#### Work required
Collect every line that includes the string "typhlite".

[Data for the task start]

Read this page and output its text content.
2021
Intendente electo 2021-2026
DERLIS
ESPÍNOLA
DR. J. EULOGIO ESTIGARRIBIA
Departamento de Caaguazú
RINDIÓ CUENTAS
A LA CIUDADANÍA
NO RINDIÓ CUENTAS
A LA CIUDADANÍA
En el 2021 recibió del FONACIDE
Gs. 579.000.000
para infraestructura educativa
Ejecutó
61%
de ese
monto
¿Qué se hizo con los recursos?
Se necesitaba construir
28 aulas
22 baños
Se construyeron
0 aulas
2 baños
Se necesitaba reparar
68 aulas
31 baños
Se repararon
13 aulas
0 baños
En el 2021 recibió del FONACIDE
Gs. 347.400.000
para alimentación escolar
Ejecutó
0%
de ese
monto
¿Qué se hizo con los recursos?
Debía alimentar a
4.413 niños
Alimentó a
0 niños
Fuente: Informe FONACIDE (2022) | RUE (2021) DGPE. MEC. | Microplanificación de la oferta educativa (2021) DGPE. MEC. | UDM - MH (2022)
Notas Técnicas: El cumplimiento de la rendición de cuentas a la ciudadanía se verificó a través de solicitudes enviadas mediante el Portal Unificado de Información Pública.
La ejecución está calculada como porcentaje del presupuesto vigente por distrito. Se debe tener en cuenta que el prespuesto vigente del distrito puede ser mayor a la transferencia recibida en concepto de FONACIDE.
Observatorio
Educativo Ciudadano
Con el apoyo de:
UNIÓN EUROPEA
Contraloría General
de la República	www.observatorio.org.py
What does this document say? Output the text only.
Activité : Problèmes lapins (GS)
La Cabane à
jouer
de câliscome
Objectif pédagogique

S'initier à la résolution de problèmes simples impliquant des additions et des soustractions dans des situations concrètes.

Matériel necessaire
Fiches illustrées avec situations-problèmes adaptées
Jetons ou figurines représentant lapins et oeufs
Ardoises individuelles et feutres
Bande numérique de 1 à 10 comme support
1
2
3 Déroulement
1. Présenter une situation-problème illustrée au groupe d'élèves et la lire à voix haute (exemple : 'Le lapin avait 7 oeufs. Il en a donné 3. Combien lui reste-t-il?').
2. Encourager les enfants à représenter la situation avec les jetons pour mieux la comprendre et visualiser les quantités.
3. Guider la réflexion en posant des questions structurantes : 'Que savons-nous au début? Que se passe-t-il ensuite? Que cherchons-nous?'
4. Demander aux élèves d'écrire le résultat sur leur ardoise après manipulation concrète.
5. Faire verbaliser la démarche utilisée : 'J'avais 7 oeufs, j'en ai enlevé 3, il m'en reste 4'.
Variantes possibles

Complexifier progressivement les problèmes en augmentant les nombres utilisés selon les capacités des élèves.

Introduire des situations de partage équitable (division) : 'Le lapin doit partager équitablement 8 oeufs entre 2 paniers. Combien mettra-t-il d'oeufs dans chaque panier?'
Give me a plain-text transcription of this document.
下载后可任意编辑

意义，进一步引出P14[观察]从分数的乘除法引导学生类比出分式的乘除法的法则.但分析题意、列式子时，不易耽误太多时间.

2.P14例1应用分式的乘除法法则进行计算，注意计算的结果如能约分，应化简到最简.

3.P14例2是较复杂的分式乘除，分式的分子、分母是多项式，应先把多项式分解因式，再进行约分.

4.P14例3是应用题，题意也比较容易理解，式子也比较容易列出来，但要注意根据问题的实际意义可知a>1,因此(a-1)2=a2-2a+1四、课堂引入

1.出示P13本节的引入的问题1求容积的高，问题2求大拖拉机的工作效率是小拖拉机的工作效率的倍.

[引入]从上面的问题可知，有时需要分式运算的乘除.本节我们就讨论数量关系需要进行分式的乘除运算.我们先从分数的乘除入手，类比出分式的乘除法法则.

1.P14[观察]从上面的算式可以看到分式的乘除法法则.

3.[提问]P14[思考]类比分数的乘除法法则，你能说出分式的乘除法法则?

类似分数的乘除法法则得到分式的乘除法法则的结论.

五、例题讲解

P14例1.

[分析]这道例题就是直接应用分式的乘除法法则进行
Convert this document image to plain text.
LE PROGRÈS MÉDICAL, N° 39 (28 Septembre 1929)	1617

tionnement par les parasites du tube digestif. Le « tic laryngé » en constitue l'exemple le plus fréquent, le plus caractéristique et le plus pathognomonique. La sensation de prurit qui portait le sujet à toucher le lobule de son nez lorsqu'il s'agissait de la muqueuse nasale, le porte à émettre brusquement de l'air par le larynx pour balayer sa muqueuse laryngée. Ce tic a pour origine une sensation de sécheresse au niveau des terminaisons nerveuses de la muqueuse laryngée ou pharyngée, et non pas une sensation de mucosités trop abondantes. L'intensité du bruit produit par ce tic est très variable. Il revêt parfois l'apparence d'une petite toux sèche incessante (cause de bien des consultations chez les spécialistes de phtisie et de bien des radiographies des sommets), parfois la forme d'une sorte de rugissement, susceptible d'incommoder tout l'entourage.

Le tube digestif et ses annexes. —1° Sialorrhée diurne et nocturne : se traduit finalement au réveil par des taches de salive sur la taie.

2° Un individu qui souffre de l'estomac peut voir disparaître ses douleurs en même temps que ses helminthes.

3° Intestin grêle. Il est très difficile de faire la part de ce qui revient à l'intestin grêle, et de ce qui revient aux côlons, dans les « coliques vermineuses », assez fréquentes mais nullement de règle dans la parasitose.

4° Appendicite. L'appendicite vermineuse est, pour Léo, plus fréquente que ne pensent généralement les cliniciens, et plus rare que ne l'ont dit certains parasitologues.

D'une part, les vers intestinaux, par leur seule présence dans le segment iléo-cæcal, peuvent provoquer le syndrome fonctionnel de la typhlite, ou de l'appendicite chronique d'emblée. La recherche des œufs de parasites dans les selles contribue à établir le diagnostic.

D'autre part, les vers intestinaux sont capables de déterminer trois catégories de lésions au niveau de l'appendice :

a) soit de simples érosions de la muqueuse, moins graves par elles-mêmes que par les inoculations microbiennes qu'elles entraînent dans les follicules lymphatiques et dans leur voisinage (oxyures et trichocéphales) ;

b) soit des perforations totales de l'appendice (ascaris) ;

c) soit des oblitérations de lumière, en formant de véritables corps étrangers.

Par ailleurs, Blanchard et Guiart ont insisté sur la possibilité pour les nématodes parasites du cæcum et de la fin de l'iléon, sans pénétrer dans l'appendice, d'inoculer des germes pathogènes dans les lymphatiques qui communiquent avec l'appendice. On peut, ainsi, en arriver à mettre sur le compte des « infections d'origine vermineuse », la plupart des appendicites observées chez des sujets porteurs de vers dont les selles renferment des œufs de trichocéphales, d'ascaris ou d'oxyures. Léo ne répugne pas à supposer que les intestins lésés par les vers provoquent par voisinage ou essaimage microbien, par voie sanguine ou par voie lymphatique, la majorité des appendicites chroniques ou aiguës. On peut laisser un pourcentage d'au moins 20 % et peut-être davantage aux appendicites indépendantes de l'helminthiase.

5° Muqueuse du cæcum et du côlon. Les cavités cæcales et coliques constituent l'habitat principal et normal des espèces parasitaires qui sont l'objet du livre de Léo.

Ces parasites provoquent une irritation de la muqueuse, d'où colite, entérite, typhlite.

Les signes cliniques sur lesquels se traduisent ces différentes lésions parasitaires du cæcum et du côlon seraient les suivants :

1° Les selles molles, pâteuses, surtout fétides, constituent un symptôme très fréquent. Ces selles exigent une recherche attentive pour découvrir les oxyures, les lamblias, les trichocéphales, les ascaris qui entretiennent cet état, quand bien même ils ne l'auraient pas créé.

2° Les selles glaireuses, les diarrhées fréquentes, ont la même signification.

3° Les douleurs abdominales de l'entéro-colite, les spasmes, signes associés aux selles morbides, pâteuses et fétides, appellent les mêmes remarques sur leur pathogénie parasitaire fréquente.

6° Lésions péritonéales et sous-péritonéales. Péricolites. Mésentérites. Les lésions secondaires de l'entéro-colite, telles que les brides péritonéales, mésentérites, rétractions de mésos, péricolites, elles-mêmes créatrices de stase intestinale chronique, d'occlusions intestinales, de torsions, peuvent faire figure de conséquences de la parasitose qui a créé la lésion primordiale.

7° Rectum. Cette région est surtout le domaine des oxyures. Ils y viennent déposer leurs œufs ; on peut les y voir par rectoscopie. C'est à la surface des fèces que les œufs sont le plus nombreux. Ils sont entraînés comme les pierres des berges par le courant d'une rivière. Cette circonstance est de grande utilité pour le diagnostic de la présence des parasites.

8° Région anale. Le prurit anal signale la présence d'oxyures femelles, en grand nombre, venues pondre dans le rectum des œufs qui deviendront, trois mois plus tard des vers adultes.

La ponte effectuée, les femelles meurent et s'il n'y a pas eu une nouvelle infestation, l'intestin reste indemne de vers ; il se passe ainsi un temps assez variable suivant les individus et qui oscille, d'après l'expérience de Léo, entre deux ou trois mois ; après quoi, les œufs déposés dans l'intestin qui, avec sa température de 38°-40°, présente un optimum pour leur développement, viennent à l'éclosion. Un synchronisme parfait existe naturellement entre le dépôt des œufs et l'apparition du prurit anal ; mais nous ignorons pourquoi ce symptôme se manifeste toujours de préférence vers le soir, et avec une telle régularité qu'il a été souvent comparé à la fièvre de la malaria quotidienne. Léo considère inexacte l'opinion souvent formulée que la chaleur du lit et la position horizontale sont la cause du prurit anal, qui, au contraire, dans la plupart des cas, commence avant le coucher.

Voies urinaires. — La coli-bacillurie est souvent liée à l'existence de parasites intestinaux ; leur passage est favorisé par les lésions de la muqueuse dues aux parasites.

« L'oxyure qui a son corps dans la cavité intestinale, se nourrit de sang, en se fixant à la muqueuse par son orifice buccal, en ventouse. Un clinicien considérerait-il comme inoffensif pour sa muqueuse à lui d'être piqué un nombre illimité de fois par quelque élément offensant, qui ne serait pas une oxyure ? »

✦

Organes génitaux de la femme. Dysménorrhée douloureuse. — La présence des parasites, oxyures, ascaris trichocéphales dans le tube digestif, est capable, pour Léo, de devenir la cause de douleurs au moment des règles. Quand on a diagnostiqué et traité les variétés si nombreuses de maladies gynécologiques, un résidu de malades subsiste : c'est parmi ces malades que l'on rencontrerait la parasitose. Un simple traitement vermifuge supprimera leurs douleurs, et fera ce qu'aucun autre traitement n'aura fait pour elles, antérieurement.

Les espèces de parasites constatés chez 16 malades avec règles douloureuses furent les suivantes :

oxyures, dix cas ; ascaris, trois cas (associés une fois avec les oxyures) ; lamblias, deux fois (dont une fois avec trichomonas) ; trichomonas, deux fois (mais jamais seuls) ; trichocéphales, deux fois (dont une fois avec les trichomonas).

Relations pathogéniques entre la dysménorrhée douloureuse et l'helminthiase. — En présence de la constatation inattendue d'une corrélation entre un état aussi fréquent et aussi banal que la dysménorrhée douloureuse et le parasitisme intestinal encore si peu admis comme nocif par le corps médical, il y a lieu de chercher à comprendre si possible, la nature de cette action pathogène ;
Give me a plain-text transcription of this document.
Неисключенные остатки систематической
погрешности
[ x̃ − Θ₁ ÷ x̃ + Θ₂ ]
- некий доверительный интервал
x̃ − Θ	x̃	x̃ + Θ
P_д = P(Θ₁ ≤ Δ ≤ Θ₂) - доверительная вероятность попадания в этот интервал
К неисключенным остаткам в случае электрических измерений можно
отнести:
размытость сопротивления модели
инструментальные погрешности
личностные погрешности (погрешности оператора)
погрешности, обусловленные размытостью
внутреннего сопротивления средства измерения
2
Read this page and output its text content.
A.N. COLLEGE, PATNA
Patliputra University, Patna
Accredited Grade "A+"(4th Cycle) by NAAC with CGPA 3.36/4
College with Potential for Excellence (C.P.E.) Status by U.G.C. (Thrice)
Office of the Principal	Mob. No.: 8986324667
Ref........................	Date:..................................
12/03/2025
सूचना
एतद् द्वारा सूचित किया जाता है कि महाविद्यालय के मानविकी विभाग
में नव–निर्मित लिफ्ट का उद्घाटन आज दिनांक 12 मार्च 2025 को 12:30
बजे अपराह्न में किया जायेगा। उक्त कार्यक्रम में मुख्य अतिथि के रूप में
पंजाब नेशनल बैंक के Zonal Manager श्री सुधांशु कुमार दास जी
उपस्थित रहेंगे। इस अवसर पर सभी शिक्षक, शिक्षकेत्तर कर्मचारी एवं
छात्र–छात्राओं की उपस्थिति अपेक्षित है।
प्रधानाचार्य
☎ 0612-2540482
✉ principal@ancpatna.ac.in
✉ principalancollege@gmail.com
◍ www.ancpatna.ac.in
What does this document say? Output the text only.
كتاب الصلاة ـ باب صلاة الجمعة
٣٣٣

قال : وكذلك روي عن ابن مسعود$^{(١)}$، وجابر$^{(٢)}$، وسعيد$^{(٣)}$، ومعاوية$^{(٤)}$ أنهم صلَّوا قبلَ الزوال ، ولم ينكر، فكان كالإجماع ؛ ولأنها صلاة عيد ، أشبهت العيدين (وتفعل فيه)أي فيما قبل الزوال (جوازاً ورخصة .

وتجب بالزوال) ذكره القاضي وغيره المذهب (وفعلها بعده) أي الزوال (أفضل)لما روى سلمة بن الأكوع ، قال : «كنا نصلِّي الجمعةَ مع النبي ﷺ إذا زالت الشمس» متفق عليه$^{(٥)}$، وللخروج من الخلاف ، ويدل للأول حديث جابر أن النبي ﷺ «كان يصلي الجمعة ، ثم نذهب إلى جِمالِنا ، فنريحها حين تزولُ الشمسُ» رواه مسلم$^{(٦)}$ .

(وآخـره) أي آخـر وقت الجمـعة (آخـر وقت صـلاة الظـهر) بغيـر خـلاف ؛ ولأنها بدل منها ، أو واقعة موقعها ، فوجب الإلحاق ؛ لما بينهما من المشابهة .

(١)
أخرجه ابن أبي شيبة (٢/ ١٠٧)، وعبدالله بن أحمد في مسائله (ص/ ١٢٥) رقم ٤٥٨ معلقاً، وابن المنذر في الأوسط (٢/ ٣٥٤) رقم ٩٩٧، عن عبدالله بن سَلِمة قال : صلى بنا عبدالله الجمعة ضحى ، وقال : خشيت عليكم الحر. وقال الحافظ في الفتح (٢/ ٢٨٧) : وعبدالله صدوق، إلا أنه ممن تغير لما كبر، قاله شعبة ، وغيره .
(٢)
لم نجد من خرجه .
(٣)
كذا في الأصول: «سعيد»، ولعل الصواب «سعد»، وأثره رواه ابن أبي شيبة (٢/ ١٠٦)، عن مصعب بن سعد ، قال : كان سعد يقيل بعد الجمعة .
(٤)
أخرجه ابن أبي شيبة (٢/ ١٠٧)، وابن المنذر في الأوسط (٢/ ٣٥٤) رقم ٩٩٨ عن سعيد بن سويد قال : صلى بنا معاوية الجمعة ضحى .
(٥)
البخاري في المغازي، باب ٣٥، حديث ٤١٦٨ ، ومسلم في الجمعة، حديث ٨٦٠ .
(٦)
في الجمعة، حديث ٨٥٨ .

[Data for the task end]

#### Solution to the problem
D'une part, les vers intestinaux, par leur seule présence dans le segment iléo-cæcal, peuvent provoquer le syndrome fonctionnel de la typhlite, ou de l'appendicite chronique d'emblée. La recherche des œufs de parasites dans les selles contribue à établir le diagnostic.
Ces parasites provoquent une irritation de la muqueuse, d'où colite, entérite, typhlite.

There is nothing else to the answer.